PAGE EXTRACT:

===

That cooperation should include a military-industrial dimension. All this evidence of impotence may be taken to suggest that a top-ranking arms industry is little measure of military power. That might just be true when the industry is egregiously misused, as it has been in Ukraine. But when actually put to strategic use, the industry can have real strategic effect.
Observe how Ukraine’s factories beat some of the world’s leading land warfare equipment suppliers in big sales to countries like Thailand and Iraq. For all the complaining across Europe and North America, money in many parts of the world is actually much tighter today. The Ukrainian industry has a clear value proposition: labor costs are low, and surplus inventories (at least for now) are huge. For a First World fight, though, the products need a little boost. As armies all over NATO have learned over the past twenty years, old metal can be re-bent and stuffed with the latest electronics. The Israeli firm Elbit has made a particularly good business of upgrading old Soviet equipment in this time, and this is entirely what the Ukrainian Army needs.
Whatever happens, Ukraine will need to rebuild its long-neglected defenses towards the east—just on the cheap. My Atlantic Council colleague Ian Brzezinski has recommended “Four Steps NATO can Take to Support Ukraine” in the short run, with free weapons and sensors, and backstopping by the NATO response force and Mediterranean fleets. In the longer run, though, there are yet more ways the Atlantic community can help the Ukrainians help themselves:
First, when Kyiv comes calling with an export license request, expedite the process. While one can be reasonably concerned about where all the Russian sympathizers are, the Ukrainians need technology that’s at least as good as the latest Russian stuff.
Second, specifically encourage companies in the west to get involved with the Ukrainian firms. As Byron Callan of Capital Alpha recently wrote, just “forget about notions of Ukraine in 2015–17 buying F-16s or F-35s.” The solutions must be cost-effective on an Eastern European scale. Quite a few companies learned how to do this years ago, working with post-communist enterprises in Poland and the Czech Republic.

===

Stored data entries
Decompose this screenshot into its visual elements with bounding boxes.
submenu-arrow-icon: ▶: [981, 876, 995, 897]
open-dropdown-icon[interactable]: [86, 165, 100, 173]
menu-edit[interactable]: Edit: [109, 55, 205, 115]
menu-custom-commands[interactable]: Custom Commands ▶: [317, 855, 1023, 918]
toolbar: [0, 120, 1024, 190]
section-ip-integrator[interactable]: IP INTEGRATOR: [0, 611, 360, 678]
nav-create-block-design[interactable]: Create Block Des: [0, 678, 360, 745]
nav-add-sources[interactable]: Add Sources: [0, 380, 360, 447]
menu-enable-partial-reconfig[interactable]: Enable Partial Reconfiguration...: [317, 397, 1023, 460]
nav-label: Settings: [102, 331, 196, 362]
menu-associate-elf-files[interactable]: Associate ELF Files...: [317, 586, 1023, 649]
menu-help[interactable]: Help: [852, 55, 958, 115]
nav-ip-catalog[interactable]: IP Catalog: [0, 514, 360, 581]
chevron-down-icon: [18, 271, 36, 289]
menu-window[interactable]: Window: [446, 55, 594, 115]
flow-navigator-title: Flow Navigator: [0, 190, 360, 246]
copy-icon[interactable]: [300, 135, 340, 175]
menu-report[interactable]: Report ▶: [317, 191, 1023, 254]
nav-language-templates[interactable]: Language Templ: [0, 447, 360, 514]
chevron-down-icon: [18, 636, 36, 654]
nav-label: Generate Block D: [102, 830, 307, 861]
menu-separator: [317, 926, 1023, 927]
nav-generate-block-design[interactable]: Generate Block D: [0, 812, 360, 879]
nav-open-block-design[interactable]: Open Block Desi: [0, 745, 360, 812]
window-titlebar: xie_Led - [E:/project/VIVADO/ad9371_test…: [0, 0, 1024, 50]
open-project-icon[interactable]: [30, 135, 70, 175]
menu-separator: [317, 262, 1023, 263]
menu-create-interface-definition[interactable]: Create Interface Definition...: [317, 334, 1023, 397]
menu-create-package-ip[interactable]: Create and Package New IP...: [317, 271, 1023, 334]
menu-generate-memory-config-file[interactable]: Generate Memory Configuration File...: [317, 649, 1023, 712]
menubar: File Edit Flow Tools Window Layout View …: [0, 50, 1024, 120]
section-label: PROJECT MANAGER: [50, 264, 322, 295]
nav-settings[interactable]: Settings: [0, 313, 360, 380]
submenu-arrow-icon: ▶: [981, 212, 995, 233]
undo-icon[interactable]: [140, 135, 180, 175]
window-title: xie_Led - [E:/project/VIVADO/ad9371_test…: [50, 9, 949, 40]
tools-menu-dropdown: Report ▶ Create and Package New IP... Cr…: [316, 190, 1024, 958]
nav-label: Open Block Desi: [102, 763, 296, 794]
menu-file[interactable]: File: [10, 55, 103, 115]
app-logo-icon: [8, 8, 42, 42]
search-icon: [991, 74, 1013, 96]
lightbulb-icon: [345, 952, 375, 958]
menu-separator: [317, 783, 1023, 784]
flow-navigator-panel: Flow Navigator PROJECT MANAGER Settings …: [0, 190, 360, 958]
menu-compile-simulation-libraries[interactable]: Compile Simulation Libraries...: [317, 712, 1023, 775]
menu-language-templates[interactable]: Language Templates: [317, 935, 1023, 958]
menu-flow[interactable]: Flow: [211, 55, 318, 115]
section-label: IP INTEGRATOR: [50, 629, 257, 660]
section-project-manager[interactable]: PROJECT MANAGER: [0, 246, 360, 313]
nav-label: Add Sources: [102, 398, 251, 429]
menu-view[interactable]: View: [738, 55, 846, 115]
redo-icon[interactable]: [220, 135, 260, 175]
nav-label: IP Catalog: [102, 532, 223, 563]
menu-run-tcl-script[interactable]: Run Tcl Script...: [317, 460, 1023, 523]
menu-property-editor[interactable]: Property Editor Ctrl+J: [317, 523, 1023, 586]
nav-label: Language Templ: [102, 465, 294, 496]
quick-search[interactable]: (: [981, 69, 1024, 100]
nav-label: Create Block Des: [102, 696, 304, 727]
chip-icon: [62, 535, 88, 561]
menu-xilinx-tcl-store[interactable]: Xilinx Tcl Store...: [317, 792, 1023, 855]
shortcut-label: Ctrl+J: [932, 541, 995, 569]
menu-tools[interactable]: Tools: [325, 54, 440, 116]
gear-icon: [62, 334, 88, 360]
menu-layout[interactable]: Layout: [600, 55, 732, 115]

===

WHAT IS NEEDED:
Repeat word for word everything in the Ukraine arms industry passage from "Observe how Ukraine’s" down to "Ukrainian Army needs.". Rely only on the Ukraine arms industry passage for this work.

TASK SOLUTION:
Observe how Ukraine’s factories beat some of the world’s leading land warfare equipment suppliers in big sales to countries like Thailand and Iraq. For all the complaining across Europe and North America, money in many parts of the world is actually much tighter today. The Ukrainian industry has a clear value proposition: labor costs are low, and surplus inventories (at least for now) are huge. For a First World fight, though, the products need a little boost. As armies all over NATO have learned over the past twenty years, old metal can be re-bent and stuffed with the latest electronics. The Israeli firm Elbit has made a particularly good business of upgrading old Soviet equipment in this time, and this is entirely what the Ukrainian Army needs.